TASK. Omit any picture, and return the remaining data exactly as written.

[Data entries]

####

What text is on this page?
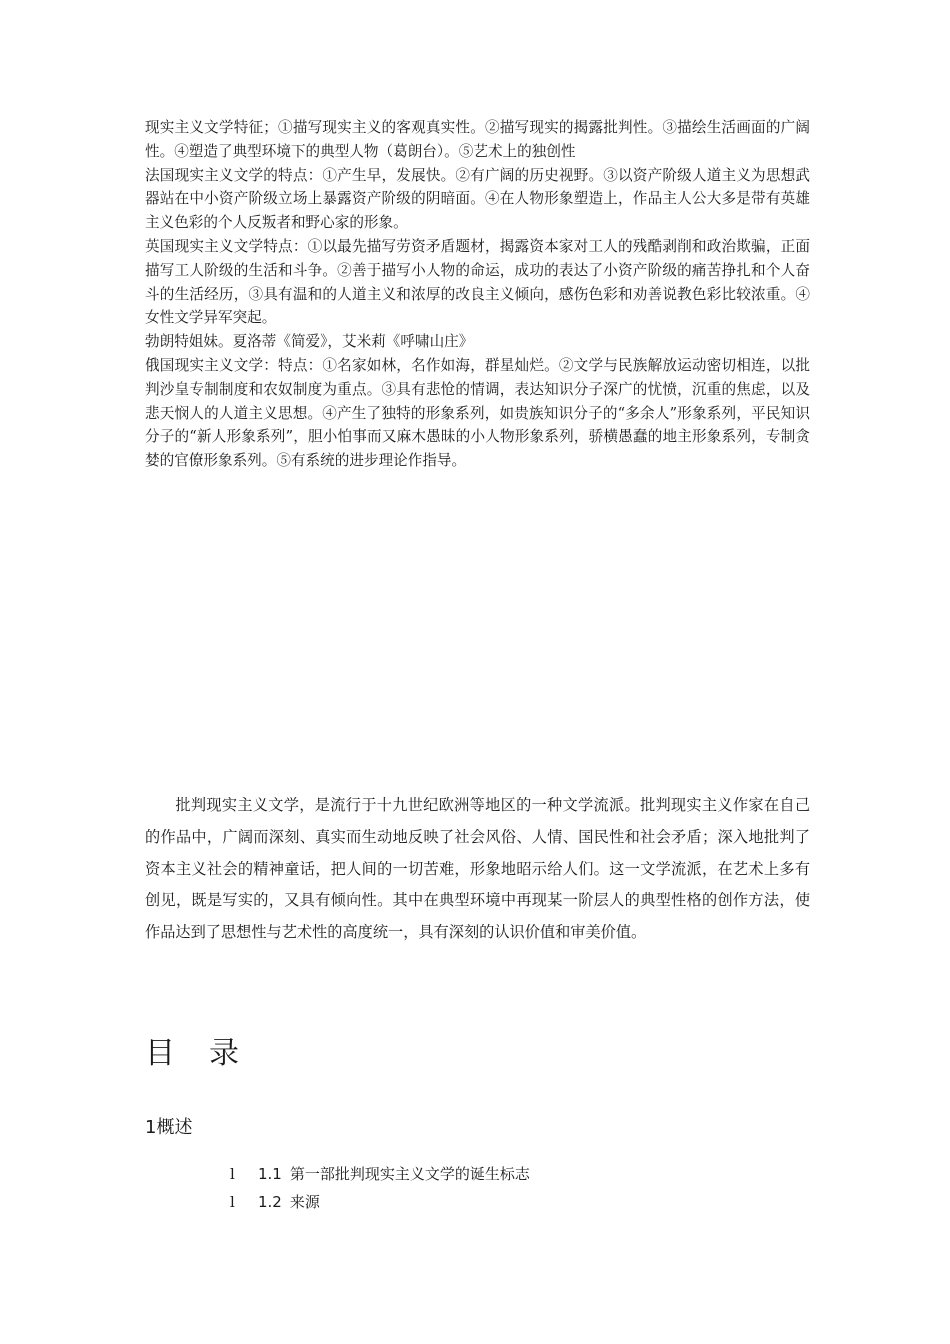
现实主义文学特征；①描写现实主义的客观真实性。②描写现实的揭露批判性。③描绘生活画面的广阔性。④塑造了典型环境下的典型人物（葛朗台）。⑤艺术上的独创性

法国现实主义文学的特点：①产生早，发展快。②有广阔的历史视野。③以资产阶级人道主义为思想武器站在中小资产阶级立场上暴露资产阶级的阴暗面。④在人物形象塑造上，作品主人公大多是带有英雄主义色彩的个人反叛者和野心家的形象。

英国现实主义文学特点：①以最先描写劳资矛盾题材，揭露资本家对工人的残酷剥削和政治欺骗，正面描写工人阶级的生活和斗争。②善于描写小人物的命运，成功的表达了小资产阶级的痛苦挣扎和个人奋斗的生活经历，③具有温和的人道主义和浓厚的改良主义倾向，感伤色彩和劝善说教色彩比较浓重。④女性文学异军突起。

勃朗特姐妹。夏洛蒂《简爱》，艾米莉《呼啸山庄》

俄国现实主义文学：特点：①名家如林，名作如海，群星灿烂。②文学与民族解放运动密切相连，以批判沙皇专制制度和农奴制度为重点。③具有悲怆的情调，表达知识分子深广的忧愤，沉重的焦虑，以及悲天悯人的人道主义思想。④产生了独特的形象系列，如贵族知识分子的“多余人”形象系列，平民知识分子的“新人形象系列”，胆小怕事而又麻木愚昧的小人物形象系列，骄横愚蠢的地主形象系列，专制贪婪的官僚形象系列。⑤有系统的进步理论作指导。

批判现实主义文学，是流行于十九世纪欧洲等地区的一种文学流派。批判现实主义作家在自己的作品中，广阔而深刻、真实而生动地反映了社会风俗、人情、国民性和社会矛盾；深入地批判了资本主义社会的精神童话，把人间的一切苦难，形象地昭示给人们。这一文学流派，在艺术上多有创见，既是写实的，又具有倾向性。其中在典型环境中再现某一阶层人的典型性格的创作方法，使作品达到了思想性与艺术性的高度统一，具有深刻的认识价值和审美价值。

目 录
1概述
l	1.1 第一部批判现实主义文学的诞生标志
l	1.2 来源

####

EXERCISE SOLUTION.
What text is on this page?
现实主义文学特征；①描写现实主义的客观真实性。②描写现实的揭露批判性。③描绘生活画面的广阔性。④塑造了典型环境下的典型人物（葛朗台）。⑤艺术上的独创性

法国现实主义文学的特点：①产生早，发展快。②有广阔的历史视野。③以资产阶级人道主义为思想武器站在中小资产阶级立场上暴露资产阶级的阴暗面。④在人物形象塑造上，作品主人公大多是带有英雄主义色彩的个人反叛者和野心家的形象。

英国现实主义文学特点：①以最先描写劳资矛盾题材，揭露资本家对工人的残酷剥削和政治欺骗，正面描写工人阶级的生活和斗争。②善于描写小人物的命运，成功的表达了小资产阶级的痛苦挣扎和个人奋斗的生活经历，③具有温和的人道主义和浓厚的改良主义倾向，感伤色彩和劝善说教色彩比较浓重。④女性文学异军突起。

勃朗特姐妹。夏洛蒂《简爱》，艾米莉《呼啸山庄》

俄国现实主义文学：特点：①名家如林，名作如海，群星灿烂。②文学与民族解放运动密切相连，以批判沙皇专制制度和农奴制度为重点。③具有悲怆的情调，表达知识分子深广的忧愤，沉重的焦虑，以及悲天悯人的人道主义思想。④产生了独特的形象系列，如贵族知识分子的“多余人”形象系列，平民知识分子的“新人形象系列”，胆小怕事而又麻木愚昧的小人物形象系列，骄横愚蠢的地主形象系列，专制贪婪的官僚形象系列。⑤有系统的进步理论作指导。

批判现实主义文学，是流行于十九世纪欧洲等地区的一种文学流派。批判现实主义作家在自己的作品中，广阔而深刻、真实而生动地反映了社会风俗、人情、国民性和社会矛盾；深入地批判了资本主义社会的精神童话，把人间的一切苦难，形象地昭示给人们。这一文学流派，在艺术上多有创见，既是写实的，又具有倾向性。其中在典型环境中再现某一阶层人的典型性格的创作方法，使作品达到了思想性与艺术性的高度统一，具有深刻的认识价值和审美价值。

目 录
1概述
l	1.1 第一部批判现实主义文学的诞生标志
l	1.2 来源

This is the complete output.